+++ Dataset entries

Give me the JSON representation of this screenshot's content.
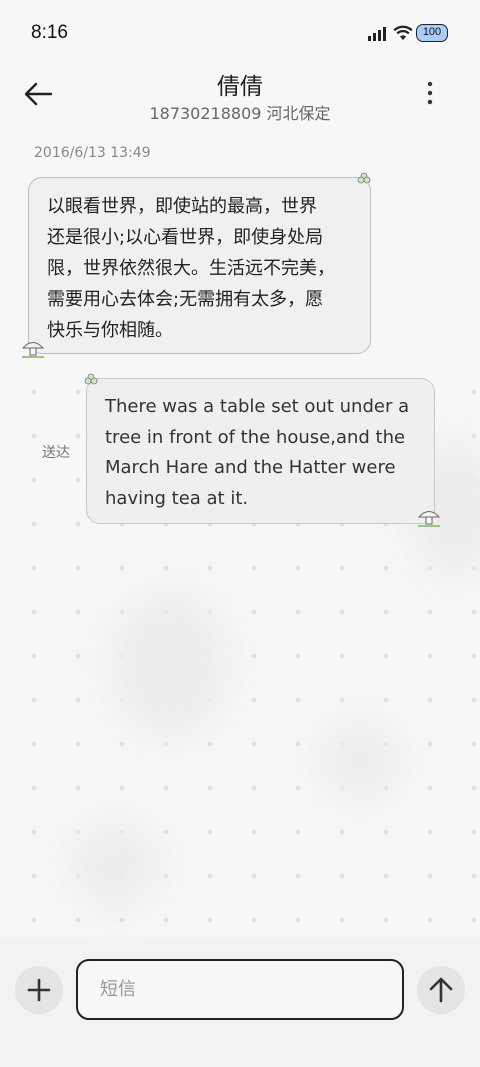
{
  "status_bar": {
    "time": "8:16",
    "battery": "100"
  },
  "header": {
    "contact_name": "倩倩",
    "contact_info": "18730218809 河北保定"
  },
  "messages": [
    {
      "direction": "incoming",
      "timestamp": "2016/6/13 13:49",
      "text": "以眼看世界，即使站的最高，世界还是很小;以心看世界，即使身处局限，世界依然很大。生活远不完美，需要用心去体会;无需拥有太多，愿快乐与你相随。",
      "lines": [
        "以眼看世界，即使站的最高，世界",
        "还是很小;以心看世界，即使身处局",
        "限，世界依然很大。生活远不完美，",
        "需要用心去体会;无需拥有太多，愿",
        "快乐与你相随。"
      ]
    },
    {
      "direction": "outgoing",
      "status": "送达",
      "text": "There was a table set out under a tree in front of the house,and the March Hare and the Hatter were having tea at it.",
      "lines": [
        "There was a table set out under a",
        "tree in front of the house,and the",
        "March Hare and the Hatter were",
        "having tea at it."
      ]
    }
  ],
  "composer": {
    "placeholder": "短信"
  },
  "icons": {
    "back": "arrow-left-icon",
    "more": "more-vertical-icon",
    "add": "plus-icon",
    "send": "arrow-up-icon"
  }
}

++++++

Stated exercise
Return all the entries word for word, but omit any pictures they contain.

Response
Give me the JSON representation of this screenshot's content.
{
  "status_bar": {
    "time": "8:16",
    "battery": "100"
  },
  "header": {
    "contact_name": "倩倩",
    "contact_info": "18730218809 河北保定"
  },
  "messages": [
    {
      "direction": "incoming",
      "timestamp": "2016/6/13 13:49",
      "text": "以眼看世界，即使站的最高，世界还是很小;以心看世界，即使身处局限，世界依然很大。生活远不完美，需要用心去体会;无需拥有太多，愿快乐与你相随。",
      "lines": [
        "以眼看世界，即使站的最高，世界",
        "还是很小;以心看世界，即使身处局",
        "限，世界依然很大。生活远不完美，",
        "需要用心去体会;无需拥有太多，愿",
        "快乐与你相随。"
      ]
    },
    {
      "direction": "outgoing",
      "status": "送达",
      "text": "There was a table set out under a tree in front of the house,and the March Hare and the Hatter were having tea at it.",
      "lines": [
        "There was a table set out under a",
        "tree in front of the house,and the",
        "March Hare and the Hatter were",
        "having tea at it."
      ]
    }
  ],
  "composer": {
    "placeholder": "短信"
  },
  "icons": {
    "back": "arrow-left-icon",
    "more": "more-vertical-icon",
    "add": "plus-icon",
    "send": "arrow-up-icon"
  }
}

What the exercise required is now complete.